Work to be completed:
Your answer should be a single number: the count of lines that include "Россию".

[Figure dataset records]
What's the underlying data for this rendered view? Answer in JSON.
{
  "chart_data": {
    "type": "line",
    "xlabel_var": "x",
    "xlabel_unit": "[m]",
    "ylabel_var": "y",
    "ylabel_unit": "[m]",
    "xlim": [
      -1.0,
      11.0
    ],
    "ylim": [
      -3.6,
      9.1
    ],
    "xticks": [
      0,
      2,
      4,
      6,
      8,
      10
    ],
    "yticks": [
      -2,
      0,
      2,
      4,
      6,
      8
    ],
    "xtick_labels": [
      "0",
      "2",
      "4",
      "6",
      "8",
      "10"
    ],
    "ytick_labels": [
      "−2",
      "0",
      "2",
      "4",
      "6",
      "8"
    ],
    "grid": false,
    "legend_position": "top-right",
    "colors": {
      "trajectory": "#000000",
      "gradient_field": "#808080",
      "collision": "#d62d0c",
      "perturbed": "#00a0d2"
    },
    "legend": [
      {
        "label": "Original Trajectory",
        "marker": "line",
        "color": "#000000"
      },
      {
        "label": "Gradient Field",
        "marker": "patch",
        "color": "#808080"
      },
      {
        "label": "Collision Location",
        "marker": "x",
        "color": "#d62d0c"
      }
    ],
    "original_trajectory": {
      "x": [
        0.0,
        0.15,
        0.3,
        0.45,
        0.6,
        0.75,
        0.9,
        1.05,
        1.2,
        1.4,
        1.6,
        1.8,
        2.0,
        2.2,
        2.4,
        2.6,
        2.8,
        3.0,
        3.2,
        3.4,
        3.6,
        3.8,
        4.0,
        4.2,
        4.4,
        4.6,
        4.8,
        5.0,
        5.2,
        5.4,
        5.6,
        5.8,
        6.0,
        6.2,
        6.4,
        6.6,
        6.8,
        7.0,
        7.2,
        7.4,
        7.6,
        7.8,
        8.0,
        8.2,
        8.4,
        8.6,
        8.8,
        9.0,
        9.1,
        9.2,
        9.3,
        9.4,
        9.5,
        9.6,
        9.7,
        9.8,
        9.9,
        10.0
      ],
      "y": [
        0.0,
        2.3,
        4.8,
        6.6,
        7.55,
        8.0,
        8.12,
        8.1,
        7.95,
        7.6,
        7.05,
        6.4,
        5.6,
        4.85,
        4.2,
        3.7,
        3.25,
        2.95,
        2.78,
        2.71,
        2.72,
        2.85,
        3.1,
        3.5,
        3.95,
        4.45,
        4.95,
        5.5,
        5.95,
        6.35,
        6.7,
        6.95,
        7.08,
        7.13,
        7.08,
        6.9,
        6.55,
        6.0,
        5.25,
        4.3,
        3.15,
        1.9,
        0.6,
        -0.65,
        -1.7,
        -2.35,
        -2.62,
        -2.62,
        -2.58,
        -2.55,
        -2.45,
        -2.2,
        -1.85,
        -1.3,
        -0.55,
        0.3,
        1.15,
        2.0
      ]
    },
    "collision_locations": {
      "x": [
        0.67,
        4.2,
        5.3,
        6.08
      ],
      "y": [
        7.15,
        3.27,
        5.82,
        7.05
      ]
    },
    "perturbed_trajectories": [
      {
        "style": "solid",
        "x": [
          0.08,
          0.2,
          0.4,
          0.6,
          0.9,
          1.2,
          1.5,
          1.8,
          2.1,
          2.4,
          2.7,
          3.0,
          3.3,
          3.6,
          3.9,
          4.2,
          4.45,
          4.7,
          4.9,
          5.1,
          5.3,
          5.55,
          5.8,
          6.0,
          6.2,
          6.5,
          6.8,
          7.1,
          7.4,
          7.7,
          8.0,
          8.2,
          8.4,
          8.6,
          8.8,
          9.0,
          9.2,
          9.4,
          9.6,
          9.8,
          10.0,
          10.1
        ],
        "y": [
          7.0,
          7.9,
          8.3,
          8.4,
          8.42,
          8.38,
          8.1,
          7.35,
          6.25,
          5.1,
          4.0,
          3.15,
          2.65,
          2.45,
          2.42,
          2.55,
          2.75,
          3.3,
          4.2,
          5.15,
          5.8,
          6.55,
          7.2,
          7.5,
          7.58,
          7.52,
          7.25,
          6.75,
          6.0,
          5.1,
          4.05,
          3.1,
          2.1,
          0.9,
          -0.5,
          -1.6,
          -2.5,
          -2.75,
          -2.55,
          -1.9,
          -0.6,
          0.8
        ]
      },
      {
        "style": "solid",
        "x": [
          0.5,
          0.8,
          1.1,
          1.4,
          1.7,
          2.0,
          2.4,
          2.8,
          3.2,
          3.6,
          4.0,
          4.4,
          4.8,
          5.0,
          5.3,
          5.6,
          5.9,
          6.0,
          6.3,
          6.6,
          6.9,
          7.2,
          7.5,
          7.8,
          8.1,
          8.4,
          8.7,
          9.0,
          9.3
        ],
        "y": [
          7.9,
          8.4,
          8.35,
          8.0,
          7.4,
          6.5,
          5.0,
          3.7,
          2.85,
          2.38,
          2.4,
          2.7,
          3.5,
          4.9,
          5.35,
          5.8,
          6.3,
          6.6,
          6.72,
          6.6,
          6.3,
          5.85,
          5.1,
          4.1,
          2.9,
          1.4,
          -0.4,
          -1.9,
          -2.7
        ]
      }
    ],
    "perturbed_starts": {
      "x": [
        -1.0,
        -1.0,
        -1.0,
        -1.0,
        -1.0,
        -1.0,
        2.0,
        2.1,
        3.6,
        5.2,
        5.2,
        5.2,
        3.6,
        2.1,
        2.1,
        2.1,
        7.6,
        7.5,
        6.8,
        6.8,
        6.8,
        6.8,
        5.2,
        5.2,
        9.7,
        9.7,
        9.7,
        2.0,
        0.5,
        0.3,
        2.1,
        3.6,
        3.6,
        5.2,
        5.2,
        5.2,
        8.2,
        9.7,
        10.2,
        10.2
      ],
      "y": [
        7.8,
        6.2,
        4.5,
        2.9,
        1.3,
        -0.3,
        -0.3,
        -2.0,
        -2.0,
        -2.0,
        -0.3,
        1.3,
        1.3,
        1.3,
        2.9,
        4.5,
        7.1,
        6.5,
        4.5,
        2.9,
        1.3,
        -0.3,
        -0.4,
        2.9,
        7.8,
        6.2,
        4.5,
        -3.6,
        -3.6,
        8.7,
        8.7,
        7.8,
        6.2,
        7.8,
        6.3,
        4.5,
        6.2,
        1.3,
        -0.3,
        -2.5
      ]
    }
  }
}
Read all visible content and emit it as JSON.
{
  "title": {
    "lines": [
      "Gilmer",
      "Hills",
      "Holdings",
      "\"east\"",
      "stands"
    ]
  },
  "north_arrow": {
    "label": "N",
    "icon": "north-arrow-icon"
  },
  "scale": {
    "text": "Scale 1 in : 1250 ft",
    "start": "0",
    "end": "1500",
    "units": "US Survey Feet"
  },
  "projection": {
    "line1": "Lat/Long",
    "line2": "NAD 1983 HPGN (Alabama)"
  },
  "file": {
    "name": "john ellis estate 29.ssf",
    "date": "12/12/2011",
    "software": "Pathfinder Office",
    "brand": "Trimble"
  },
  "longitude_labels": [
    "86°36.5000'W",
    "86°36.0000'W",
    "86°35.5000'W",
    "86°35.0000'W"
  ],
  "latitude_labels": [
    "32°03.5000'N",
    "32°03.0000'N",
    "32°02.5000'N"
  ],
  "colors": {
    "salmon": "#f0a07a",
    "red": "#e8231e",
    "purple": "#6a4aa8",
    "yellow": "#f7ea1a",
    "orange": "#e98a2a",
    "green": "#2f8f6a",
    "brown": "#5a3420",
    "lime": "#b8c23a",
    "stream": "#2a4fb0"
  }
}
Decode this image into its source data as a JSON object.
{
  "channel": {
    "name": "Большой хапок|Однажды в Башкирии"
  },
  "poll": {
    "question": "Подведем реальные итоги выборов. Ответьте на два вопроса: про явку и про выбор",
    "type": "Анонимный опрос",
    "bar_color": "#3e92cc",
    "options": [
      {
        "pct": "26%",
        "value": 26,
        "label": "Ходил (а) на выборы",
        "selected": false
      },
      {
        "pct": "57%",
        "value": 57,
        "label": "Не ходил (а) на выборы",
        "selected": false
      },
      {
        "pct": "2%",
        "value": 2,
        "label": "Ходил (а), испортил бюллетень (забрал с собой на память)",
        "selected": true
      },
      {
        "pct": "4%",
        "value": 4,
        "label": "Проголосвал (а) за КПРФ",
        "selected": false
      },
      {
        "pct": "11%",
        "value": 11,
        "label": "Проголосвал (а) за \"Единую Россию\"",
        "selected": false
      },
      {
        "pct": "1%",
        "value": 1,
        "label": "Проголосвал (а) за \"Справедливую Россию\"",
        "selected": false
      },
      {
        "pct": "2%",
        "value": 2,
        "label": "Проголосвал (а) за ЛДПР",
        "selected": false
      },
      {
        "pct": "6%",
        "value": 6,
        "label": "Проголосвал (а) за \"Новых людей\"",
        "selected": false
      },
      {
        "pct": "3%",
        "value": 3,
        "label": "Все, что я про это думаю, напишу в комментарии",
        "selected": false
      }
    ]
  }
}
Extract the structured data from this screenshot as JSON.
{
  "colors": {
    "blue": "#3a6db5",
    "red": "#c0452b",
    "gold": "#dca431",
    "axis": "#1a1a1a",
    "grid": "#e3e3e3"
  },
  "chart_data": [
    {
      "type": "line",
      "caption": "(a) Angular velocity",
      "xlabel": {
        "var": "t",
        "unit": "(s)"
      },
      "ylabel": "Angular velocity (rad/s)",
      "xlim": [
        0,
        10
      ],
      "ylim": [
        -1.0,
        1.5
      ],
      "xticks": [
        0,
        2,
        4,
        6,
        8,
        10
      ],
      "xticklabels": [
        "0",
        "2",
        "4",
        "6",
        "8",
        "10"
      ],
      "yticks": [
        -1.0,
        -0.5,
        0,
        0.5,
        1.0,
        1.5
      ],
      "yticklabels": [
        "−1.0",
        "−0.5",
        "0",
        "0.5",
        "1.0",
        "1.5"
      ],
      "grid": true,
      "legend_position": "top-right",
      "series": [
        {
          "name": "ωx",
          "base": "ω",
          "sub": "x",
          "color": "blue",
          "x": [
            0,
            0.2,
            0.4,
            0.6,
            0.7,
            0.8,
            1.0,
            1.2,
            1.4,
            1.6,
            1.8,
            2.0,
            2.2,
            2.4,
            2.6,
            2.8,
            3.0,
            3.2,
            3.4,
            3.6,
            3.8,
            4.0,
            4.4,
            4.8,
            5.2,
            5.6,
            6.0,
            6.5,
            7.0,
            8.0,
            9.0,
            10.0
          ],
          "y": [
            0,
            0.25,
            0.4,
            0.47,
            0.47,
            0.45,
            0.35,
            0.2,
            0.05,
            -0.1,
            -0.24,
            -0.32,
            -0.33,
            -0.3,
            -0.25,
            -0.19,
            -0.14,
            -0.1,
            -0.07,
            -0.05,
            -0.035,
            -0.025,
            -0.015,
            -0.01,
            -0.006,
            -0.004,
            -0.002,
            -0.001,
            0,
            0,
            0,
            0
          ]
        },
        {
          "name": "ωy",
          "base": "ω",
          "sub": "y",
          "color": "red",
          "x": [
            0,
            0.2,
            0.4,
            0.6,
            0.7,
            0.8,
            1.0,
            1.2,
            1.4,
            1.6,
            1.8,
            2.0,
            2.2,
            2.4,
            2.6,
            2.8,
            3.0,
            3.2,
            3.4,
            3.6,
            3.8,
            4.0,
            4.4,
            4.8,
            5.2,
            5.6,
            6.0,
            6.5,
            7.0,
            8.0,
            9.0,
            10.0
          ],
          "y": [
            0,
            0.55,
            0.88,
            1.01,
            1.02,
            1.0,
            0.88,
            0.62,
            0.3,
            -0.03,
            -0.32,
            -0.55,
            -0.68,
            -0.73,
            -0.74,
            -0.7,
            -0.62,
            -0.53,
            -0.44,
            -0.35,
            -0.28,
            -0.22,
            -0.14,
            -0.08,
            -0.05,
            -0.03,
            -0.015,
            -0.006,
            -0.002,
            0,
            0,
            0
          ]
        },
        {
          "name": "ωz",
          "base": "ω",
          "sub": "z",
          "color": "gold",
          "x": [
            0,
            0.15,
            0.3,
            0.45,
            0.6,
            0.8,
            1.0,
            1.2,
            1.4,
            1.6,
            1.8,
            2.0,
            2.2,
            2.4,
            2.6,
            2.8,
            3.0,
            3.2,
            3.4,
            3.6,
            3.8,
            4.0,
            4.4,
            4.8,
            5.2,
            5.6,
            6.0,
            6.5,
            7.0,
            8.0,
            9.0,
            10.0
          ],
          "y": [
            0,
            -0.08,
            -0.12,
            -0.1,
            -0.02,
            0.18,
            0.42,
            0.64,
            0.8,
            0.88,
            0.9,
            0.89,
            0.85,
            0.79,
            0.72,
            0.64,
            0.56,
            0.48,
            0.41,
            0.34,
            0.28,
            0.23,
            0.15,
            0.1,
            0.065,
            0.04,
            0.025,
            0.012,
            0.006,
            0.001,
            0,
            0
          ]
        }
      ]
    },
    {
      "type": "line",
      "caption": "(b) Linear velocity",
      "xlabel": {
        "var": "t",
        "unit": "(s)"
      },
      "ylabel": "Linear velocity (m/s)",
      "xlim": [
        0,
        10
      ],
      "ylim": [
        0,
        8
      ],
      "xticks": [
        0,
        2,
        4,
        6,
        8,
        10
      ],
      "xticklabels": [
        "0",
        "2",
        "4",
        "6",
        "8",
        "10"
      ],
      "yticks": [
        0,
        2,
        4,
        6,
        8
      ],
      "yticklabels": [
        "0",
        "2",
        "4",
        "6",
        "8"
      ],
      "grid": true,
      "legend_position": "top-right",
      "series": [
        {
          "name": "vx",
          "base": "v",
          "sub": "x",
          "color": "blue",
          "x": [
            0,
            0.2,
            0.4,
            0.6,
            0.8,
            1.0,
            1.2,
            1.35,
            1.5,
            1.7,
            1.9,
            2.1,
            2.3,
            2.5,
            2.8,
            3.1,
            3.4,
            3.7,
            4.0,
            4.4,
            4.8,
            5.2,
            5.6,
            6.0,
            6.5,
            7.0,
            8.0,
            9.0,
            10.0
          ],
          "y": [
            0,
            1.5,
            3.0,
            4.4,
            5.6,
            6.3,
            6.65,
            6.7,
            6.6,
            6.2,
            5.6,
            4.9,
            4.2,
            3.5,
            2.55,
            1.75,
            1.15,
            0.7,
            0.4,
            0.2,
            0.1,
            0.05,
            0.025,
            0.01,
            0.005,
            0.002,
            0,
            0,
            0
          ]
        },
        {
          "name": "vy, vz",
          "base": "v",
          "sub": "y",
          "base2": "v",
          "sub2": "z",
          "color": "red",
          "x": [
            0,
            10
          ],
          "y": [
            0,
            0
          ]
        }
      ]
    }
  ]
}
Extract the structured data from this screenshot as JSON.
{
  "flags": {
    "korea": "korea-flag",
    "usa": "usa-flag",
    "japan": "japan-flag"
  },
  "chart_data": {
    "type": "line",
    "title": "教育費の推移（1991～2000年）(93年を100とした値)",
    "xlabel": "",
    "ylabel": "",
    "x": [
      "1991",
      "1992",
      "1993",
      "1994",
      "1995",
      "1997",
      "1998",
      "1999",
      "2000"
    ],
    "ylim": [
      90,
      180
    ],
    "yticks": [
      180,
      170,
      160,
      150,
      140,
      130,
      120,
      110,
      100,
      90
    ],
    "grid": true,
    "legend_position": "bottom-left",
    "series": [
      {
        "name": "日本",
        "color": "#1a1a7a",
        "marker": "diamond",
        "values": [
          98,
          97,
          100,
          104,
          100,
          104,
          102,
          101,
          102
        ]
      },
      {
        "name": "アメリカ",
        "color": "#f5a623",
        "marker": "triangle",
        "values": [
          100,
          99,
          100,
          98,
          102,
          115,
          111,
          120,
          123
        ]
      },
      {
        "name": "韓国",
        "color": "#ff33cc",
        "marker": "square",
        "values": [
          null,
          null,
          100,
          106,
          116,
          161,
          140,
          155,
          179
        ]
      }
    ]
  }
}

Finished task:
2